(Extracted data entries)
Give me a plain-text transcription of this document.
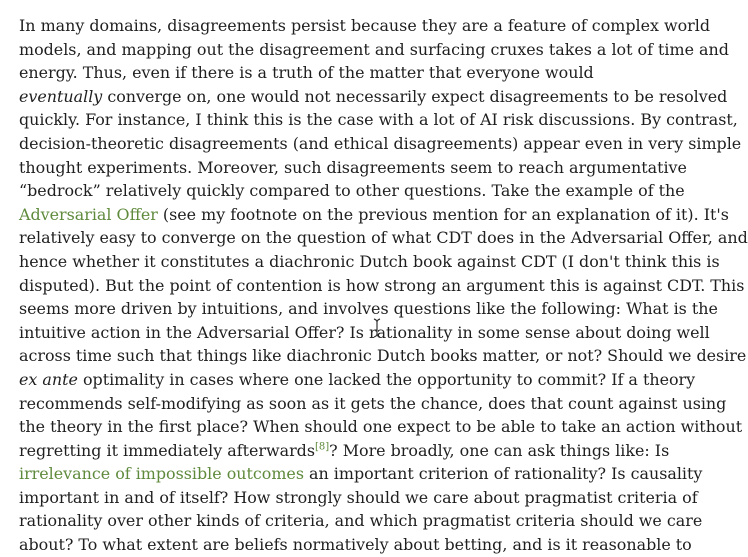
In many domains, disagreements persist because they are a feature of complex world
models, and mapping out the disagreement and surfacing cruxes takes a lot of time and
energy. Thus, even if there is a truth of the matter that everyone would
eventually converge on, one would not necessarily expect disagreements to be resolved
quickly. For instance, I think this is the case with a lot of AI risk discussions. By contrast,
decision-theoretic disagreements (and ethical disagreements) appear even in very simple
thought experiments. Moreover, such disagreements seem to reach argumentative
“bedrock” relatively quickly compared to other questions. Take the example of the
Adversarial Offer (see my footnote on the previous mention for an explanation of it). It's
relatively easy to converge on the question of what CDT does in the Adversarial Offer, and
hence whether it constitutes a diachronic Dutch book against CDT (I don't think this is
disputed). But the point of contention is how strong an argument this is against CDT. This
seems more driven by intuitions, and involves questions like the following: What is the
intuitive action in the Adversarial Offer? Is rationality in some sense about doing well
across time such that things like diachronic Dutch books matter, or not? Should we desire
ex ante optimality in cases where one lacked the opportunity to commit? If a theory
recommends self-modifying as soon as it gets the chance, does that count against using
the theory in the first place? When should one expect to be able to take an action without
regretting it immediately afterwards[8]? More broadly, one can ask things like: Is
irrelevance of impossible outcomes an important criterion of rationality? Is causality
important in and of itself? How strongly should we care about pragmatist criteria of
rationality over other kinds of criteria, and which pragmatist criteria should we care
about? To what extent are beliefs normatively about betting, and is it reasonable to
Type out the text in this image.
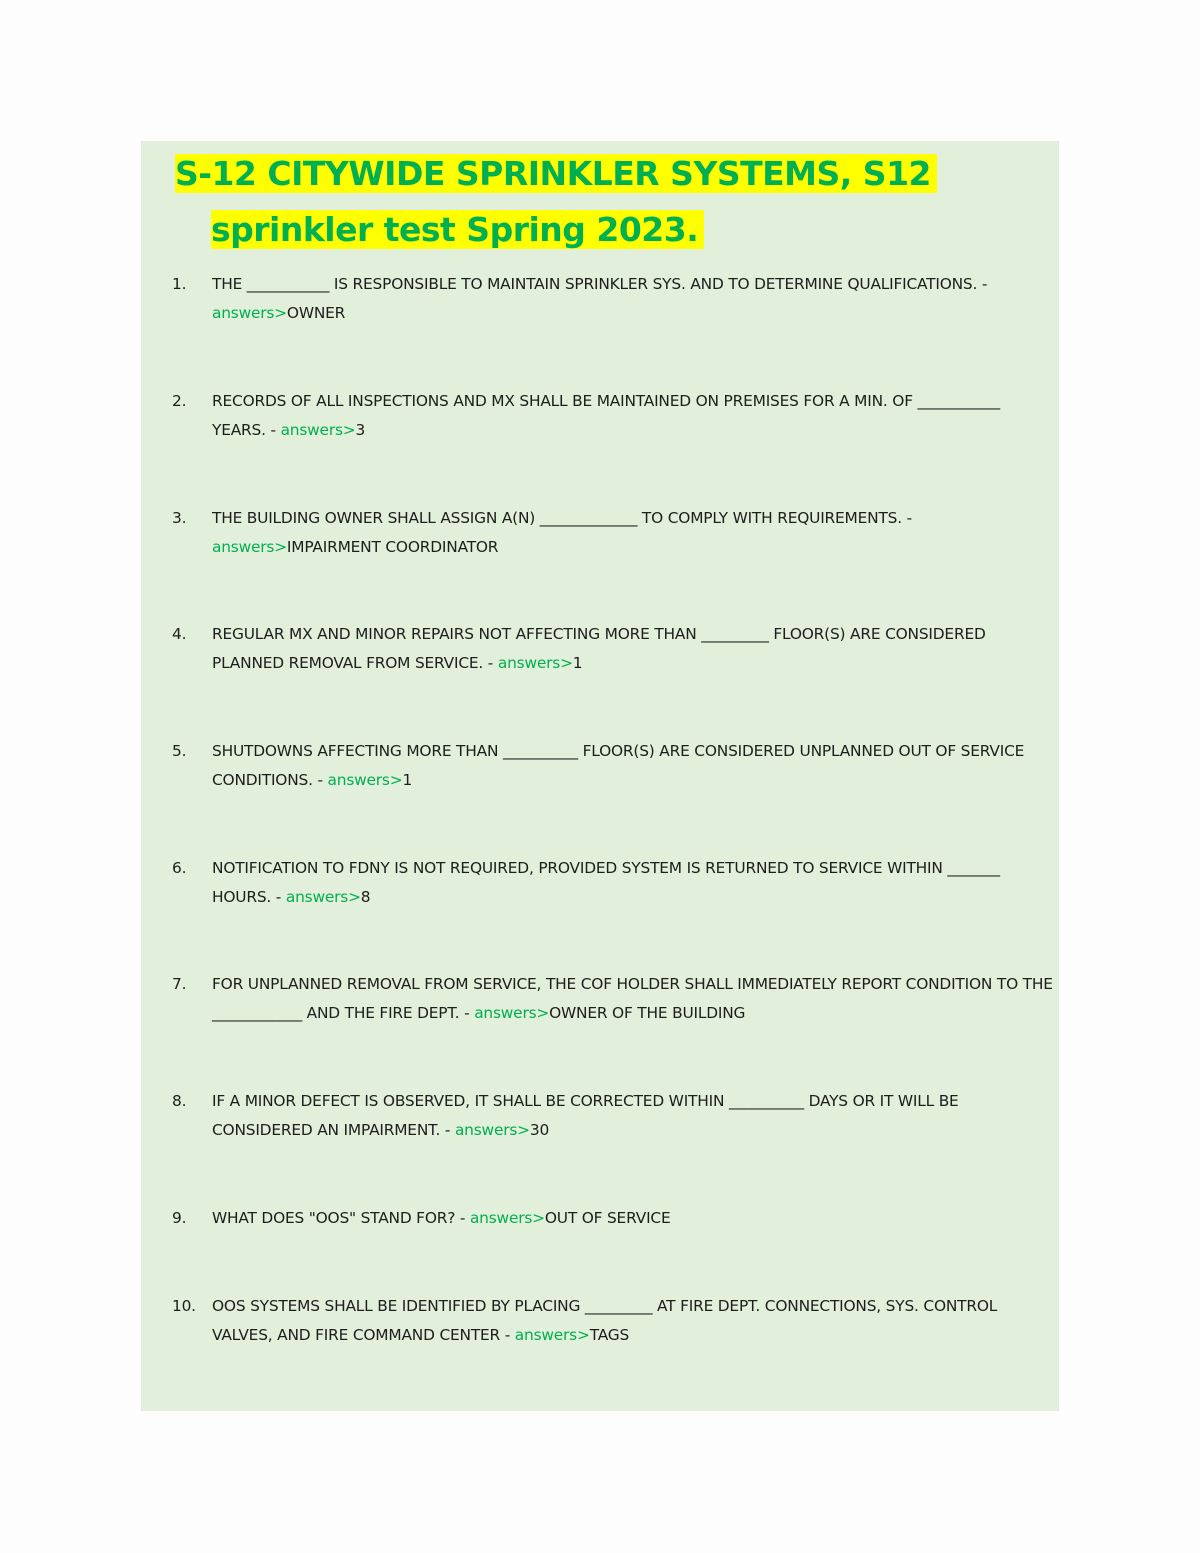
S-12 CITYWIDE SPRINKLER SYSTEMS, S12
sprinkler test Spring 2023.
1.	THE ___________ IS RESPONSIBLE TO MAINTAIN SPRINKLER SYS. AND TO DETERMINE QUALIFICATIONS. - answers>OWNER
2.	RECORDS OF ALL INSPECTIONS AND MX SHALL BE MAINTAINED ON PREMISES FOR A MIN. OF ___________ YEARS. - answers>3
3.	THE BUILDING OWNER SHALL ASSIGN A(N) _____________ TO COMPLY WITH REQUIREMENTS. - answers>IMPAIRMENT COORDINATOR
4.	REGULAR MX AND MINOR REPAIRS NOT AFFECTING MORE THAN _________ FLOOR(S) ARE CONSIDERED PLANNED REMOVAL FROM SERVICE. - answers>1
5.	SHUTDOWNS AFFECTING MORE THAN __________ FLOOR(S) ARE CONSIDERED UNPLANNED OUT OF SERVICE CONDITIONS. - answers>1
6.	NOTIFICATION TO FDNY IS NOT REQUIRED, PROVIDED SYSTEM IS RETURNED TO SERVICE WITHIN _______ HOURS. - answers>8
7.	FOR UNPLANNED REMOVAL FROM SERVICE, THE COF HOLDER SHALL IMMEDIATELY REPORT CONDITION TO THE ____________ AND THE FIRE DEPT. - answers>OWNER OF THE BUILDING
8.	IF A MINOR DEFECT IS OBSERVED, IT SHALL BE CORRECTED WITHIN __________ DAYS OR IT WILL BE CONSIDERED AN IMPAIRMENT. - answers>30
9.	WHAT DOES "OOS" STAND FOR? - answers>OUT OF SERVICE
10.	OOS SYSTEMS SHALL BE IDENTIFIED BY PLACING _________ AT FIRE DEPT. CONNECTIONS, SYS. CONTROL VALVES, AND FIRE COMMAND CENTER - answers>TAGS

What to work on —
Strip out the pictures and quote the remaining data word for word.

The result —
Give me a plain-text transcription of this document.
In many domains, disagreements persist because they are a feature of complex world
models, and mapping out the disagreement and surfacing cruxes takes a lot of time and
energy. Thus, even if there is a truth of the matter that everyone would
eventually converge on, one would not necessarily expect disagreements to be resolved
quickly. For instance, I think this is the case with a lot of AI risk discussions. By contrast,
decision-theoretic disagreements (and ethical disagreements) appear even in very simple
thought experiments. Moreover, such disagreements seem to reach argumentative
“bedrock” relatively quickly compared to other questions. Take the example of the
Adversarial Offer (see my footnote on the previous mention for an explanation of it). It's
relatively easy to converge on the question of what CDT does in the Adversarial Offer, and
hence whether it constitutes a diachronic Dutch book against CDT (I don't think this is
disputed). But the point of contention is how strong an argument this is against CDT. This
seems more driven by intuitions, and involves questions like the following: What is the
intuitive action in the Adversarial Offer? Is rationality in some sense about doing well
across time such that things like diachronic Dutch books matter, or not? Should we desire
ex ante optimality in cases where one lacked the opportunity to commit? If a theory
recommends self-modifying as soon as it gets the chance, does that count against using
the theory in the first place? When should one expect to be able to take an action without
regretting it immediately afterwards[8]? More broadly, one can ask things like: Is
irrelevance of impossible outcomes an important criterion of rationality? Is causality
important in and of itself? How strongly should we care about pragmatist criteria of
rationality over other kinds of criteria, and which pragmatist criteria should we care
about? To what extent are beliefs normatively about betting, and is it reasonable to
Type out the text in this image.
S-12 CITYWIDE SPRINKLER SYSTEMS, S12
sprinkler test Spring 2023.
1.	THE ___________ IS RESPONSIBLE TO MAINTAIN SPRINKLER SYS. AND TO DETERMINE QUALIFICATIONS. - answers>OWNER
2.	RECORDS OF ALL INSPECTIONS AND MX SHALL BE MAINTAINED ON PREMISES FOR A MIN. OF ___________ YEARS. - answers>3
3.	THE BUILDING OWNER SHALL ASSIGN A(N) _____________ TO COMPLY WITH REQUIREMENTS. - answers>IMPAIRMENT COORDINATOR
4.	REGULAR MX AND MINOR REPAIRS NOT AFFECTING MORE THAN _________ FLOOR(S) ARE CONSIDERED PLANNED REMOVAL FROM SERVICE. - answers>1
5.	SHUTDOWNS AFFECTING MORE THAN __________ FLOOR(S) ARE CONSIDERED UNPLANNED OUT OF SERVICE CONDITIONS. - answers>1
6.	NOTIFICATION TO FDNY IS NOT REQUIRED, PROVIDED SYSTEM IS RETURNED TO SERVICE WITHIN _______ HOURS. - answers>8
7.	FOR UNPLANNED REMOVAL FROM SERVICE, THE COF HOLDER SHALL IMMEDIATELY REPORT CONDITION TO THE ____________ AND THE FIRE DEPT. - answers>OWNER OF THE BUILDING
8.	IF A MINOR DEFECT IS OBSERVED, IT SHALL BE CORRECTED WITHIN __________ DAYS OR IT WILL BE CONSIDERED AN IMPAIRMENT. - answers>30
9.	WHAT DOES "OOS" STAND FOR? - answers>OUT OF SERVICE
10.	OOS SYSTEMS SHALL BE IDENTIFIED BY PLACING _________ AT FIRE DEPT. CONNECTIONS, SYS. CONTROL VALVES, AND FIRE COMMAND CENTER - answers>TAGS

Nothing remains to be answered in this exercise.